→ **Goal**:
Whenever a line below holds the word "Κοινωνικό", copy that line.

:::::

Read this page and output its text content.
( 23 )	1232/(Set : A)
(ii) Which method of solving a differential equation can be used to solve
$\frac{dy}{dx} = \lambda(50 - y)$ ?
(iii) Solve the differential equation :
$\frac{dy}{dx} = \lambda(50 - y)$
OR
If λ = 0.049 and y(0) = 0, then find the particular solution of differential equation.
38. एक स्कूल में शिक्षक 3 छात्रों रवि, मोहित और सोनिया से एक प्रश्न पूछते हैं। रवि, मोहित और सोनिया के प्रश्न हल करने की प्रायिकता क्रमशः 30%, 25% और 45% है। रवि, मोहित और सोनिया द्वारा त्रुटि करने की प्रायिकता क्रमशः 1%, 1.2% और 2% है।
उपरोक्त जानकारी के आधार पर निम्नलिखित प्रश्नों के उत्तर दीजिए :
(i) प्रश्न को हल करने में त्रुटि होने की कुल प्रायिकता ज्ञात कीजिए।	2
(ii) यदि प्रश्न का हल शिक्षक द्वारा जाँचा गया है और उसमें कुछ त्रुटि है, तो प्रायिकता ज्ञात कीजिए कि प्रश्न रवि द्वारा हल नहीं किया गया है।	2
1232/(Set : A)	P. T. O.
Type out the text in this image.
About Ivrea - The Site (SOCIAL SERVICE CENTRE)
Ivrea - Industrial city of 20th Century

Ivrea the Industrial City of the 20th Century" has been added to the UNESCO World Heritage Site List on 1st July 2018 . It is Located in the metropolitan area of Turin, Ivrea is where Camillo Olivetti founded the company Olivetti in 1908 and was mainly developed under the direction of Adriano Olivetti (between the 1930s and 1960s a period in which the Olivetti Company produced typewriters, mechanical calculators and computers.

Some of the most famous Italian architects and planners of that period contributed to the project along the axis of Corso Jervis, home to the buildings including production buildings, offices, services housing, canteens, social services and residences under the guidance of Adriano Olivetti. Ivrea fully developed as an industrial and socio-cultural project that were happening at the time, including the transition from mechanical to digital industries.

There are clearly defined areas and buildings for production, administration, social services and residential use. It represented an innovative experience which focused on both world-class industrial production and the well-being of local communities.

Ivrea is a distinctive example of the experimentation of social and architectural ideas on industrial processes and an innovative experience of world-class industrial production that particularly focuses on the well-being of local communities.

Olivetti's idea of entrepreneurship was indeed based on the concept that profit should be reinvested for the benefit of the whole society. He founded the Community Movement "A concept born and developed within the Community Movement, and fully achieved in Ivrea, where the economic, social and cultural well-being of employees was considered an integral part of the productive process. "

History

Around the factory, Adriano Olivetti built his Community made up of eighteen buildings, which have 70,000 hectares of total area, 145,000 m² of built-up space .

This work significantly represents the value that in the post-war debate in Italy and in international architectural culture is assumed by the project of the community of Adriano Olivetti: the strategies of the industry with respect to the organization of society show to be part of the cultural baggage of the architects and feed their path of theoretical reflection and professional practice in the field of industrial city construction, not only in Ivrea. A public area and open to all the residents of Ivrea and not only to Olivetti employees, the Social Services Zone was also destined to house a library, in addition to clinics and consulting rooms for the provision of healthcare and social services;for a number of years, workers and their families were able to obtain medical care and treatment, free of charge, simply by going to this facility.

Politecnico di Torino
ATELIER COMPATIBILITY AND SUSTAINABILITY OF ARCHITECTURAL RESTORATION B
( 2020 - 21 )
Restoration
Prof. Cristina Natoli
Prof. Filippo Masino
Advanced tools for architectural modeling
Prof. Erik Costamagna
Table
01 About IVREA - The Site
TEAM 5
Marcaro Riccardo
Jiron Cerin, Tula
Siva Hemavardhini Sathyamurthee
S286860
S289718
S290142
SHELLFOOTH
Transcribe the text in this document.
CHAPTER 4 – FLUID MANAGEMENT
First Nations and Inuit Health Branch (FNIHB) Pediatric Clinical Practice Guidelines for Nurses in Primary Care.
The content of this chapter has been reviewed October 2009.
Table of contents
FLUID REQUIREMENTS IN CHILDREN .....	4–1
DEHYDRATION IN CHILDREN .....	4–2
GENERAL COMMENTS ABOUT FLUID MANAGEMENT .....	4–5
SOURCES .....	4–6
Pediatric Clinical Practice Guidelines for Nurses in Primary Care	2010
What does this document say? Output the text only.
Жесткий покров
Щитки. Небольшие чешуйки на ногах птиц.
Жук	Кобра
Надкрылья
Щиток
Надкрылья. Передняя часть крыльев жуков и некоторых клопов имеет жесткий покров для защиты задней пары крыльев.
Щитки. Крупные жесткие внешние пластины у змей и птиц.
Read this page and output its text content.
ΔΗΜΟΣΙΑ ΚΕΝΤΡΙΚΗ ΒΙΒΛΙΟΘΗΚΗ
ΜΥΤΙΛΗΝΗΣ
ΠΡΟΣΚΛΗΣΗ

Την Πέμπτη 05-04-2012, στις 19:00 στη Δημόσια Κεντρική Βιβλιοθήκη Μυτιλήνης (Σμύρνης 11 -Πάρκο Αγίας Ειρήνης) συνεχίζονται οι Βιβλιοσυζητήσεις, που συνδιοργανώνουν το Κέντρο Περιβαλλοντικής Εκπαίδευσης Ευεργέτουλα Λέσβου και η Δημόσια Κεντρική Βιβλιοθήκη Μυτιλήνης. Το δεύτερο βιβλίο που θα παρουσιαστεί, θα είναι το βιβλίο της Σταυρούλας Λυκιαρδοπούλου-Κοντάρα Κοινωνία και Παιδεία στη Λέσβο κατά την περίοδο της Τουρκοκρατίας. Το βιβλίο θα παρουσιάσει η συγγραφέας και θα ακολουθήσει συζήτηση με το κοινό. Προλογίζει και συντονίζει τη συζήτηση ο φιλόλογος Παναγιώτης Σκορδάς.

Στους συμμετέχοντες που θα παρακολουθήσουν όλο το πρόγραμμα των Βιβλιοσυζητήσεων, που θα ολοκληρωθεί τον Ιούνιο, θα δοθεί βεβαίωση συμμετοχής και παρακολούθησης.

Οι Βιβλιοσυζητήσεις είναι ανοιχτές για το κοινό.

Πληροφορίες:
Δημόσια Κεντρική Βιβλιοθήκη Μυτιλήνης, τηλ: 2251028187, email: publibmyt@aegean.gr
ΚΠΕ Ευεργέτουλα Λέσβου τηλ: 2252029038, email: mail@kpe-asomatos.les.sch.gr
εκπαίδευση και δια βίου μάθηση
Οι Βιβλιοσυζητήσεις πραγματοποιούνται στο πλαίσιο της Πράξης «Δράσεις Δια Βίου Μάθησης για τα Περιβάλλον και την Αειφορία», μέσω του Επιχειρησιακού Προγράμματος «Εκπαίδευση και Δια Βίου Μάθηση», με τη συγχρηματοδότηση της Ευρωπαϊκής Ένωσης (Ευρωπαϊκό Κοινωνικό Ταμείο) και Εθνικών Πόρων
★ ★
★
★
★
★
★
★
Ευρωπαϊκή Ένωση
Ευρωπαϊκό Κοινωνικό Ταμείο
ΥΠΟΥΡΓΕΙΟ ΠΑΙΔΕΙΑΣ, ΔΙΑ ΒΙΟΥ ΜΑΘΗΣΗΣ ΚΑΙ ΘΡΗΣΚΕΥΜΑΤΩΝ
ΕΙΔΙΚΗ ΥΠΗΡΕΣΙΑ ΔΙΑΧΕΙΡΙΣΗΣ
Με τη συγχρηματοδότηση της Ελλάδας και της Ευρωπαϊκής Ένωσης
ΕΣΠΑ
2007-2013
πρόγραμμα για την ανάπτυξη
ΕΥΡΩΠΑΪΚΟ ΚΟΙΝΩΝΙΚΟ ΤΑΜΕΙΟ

:::::

→ **Written response**:
Οι Βιβλιοσυζητήσεις πραγματοποιούνται στο πλαίσιο της Πράξης «Δράσεις Δια Βίου Μάθησης για τα Περιβάλλον και την Αειφορία», μέσω του Επιχειρησιακού Προγράμματος «Εκπαίδευση και Δια Βίου Μάθηση», με τη συγχρηματοδότηση της Ευρωπαϊκής Ένωσης (Ευρωπαϊκό Κοινωνικό Ταμείο) και Εθνικών Πόρων
Ευρωπαϊκό Κοινωνικό Ταμείο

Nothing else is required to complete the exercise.